Aim of the task
Restate the full set of records exactly, word for word.

(Collected data)

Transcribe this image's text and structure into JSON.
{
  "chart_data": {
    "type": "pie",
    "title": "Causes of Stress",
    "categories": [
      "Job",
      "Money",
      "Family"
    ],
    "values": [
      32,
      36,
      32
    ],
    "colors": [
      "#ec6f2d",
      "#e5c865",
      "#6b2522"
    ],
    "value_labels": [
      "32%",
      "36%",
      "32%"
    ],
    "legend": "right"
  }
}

Task response
Transcribe this image's text and structure into JSON.
{
  "chart_data": {
    "type": "pie",
    "title": "Causes of Stress",
    "categories": [
      "Job",
      "Money",
      "Family"
    ],
    "values": [
      32,
      36,
      32
    ],
    "colors": [
      "#ec6f2d",
      "#e5c865",
      "#6b2522"
    ],
    "value_labels": [
      "32%",
      "36%",
      "32%"
    ],
    "legend": "right"
  }
}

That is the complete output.